----- DATA ENTRIES
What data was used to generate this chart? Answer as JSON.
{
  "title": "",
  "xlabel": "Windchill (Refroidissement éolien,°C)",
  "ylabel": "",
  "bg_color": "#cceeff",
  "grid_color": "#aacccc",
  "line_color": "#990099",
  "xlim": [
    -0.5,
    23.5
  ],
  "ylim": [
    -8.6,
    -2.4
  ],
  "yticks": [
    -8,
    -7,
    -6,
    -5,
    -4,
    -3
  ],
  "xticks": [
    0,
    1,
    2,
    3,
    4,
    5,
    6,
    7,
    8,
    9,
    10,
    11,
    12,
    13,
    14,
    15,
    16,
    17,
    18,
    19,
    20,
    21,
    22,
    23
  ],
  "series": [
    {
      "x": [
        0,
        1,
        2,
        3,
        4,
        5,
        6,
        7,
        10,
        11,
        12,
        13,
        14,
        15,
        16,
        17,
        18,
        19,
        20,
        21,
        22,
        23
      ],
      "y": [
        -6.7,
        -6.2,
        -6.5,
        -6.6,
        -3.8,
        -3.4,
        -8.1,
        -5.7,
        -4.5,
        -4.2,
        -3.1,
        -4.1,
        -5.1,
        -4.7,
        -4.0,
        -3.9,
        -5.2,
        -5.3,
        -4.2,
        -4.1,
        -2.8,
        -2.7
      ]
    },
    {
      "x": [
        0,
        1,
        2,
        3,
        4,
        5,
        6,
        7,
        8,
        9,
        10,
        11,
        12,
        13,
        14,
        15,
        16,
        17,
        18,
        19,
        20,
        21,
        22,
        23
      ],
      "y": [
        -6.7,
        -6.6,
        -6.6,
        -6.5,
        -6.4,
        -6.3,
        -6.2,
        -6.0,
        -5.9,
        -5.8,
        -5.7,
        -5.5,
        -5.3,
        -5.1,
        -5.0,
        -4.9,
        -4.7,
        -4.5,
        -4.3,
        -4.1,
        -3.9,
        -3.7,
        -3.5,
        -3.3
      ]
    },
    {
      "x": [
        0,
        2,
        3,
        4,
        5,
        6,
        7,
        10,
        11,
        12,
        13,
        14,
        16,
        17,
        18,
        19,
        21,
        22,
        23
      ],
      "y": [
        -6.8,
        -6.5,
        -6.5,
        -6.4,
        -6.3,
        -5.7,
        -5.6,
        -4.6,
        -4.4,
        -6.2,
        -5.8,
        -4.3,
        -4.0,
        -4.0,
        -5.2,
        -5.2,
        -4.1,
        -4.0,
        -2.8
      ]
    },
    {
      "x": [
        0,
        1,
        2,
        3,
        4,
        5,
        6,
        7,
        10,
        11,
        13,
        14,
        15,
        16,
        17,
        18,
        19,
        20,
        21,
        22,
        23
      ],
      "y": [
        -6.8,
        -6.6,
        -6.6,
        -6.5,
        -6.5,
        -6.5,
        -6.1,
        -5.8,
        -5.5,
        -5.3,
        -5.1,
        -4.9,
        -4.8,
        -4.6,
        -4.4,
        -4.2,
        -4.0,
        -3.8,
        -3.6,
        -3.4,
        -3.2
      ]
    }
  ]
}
----------
--- REQUIREMENTS ---
Copy out all the entries shown above, character for character.

--- ANSWER TO THE PROBLEM ---
What data was used to generate this chart? Answer as JSON.
{
  "title": "",
  "xlabel": "Windchill (Refroidissement éolien,°C)",
  "ylabel": "",
  "bg_color": "#cceeff",
  "grid_color": "#aacccc",
  "line_color": "#990099",
  "xlim": [
    -0.5,
    23.5
  ],
  "ylim": [
    -8.6,
    -2.4
  ],
  "yticks": [
    -8,
    -7,
    -6,
    -5,
    -4,
    -3
  ],
  "xticks": [
    0,
    1,
    2,
    3,
    4,
    5,
    6,
    7,
    8,
    9,
    10,
    11,
    12,
    13,
    14,
    15,
    16,
    17,
    18,
    19,
    20,
    21,
    22,
    23
  ],
  "series": [
    {
      "x": [
        0,
        1,
        2,
        3,
        4,
        5,
        6,
        7,
        10,
        11,
        12,
        13,
        14,
        15,
        16,
        17,
        18,
        19,
        20,
        21,
        22,
        23
      ],
      "y": [
        -6.7,
        -6.2,
        -6.5,
        -6.6,
        -3.8,
        -3.4,
        -8.1,
        -5.7,
        -4.5,
        -4.2,
        -3.1,
        -4.1,
        -5.1,
        -4.7,
        -4.0,
        -3.9,
        -5.2,
        -5.3,
        -4.2,
        -4.1,
        -2.8,
        -2.7
      ]
    },
    {
      "x": [
        0,
        1,
        2,
        3,
        4,
        5,
        6,
        7,
        8,
        9,
        10,
        11,
        12,
        13,
        14,
        15,
        16,
        17,
        18,
        19,
        20,
        21,
        22,
        23
      ],
      "y": [
        -6.7,
        -6.6,
        -6.6,
        -6.5,
        -6.4,
        -6.3,
        -6.2,
        -6.0,
        -5.9,
        -5.8,
        -5.7,
        -5.5,
        -5.3,
        -5.1,
        -5.0,
        -4.9,
        -4.7,
        -4.5,
        -4.3,
        -4.1,
        -3.9,
        -3.7,
        -3.5,
        -3.3
      ]
    },
    {
      "x": [
        0,
        2,
        3,
        4,
        5,
        6,
        7,
        10,
        11,
        12,
        13,
        14,
        16,
        17,
        18,
        19,
        21,
        22,
        23
      ],
      "y": [
        -6.8,
        -6.5,
        -6.5,
        -6.4,
        -6.3,
        -5.7,
        -5.6,
        -4.6,
        -4.4,
        -6.2,
        -5.8,
        -4.3,
        -4.0,
        -4.0,
        -5.2,
        -5.2,
        -4.1,
        -4.0,
        -2.8
      ]
    },
    {
      "x": [
        0,
        1,
        2,
        3,
        4,
        5,
        6,
        7,
        10,
        11,
        13,
        14,
        15,
        16,
        17,
        18,
        19,
        20,
        21,
        22,
        23
      ],
      "y": [
        -6.8,
        -6.6,
        -6.6,
        -6.5,
        -6.5,
        -6.5,
        -6.1,
        -5.8,
        -5.5,
        -5.3,
        -5.1,
        -4.9,
        -4.8,
        -4.6,
        -4.4,
        -4.2,
        -4.0,
        -3.8,
        -3.6,
        -3.4,
        -3.2
      ]
    }
  ]
}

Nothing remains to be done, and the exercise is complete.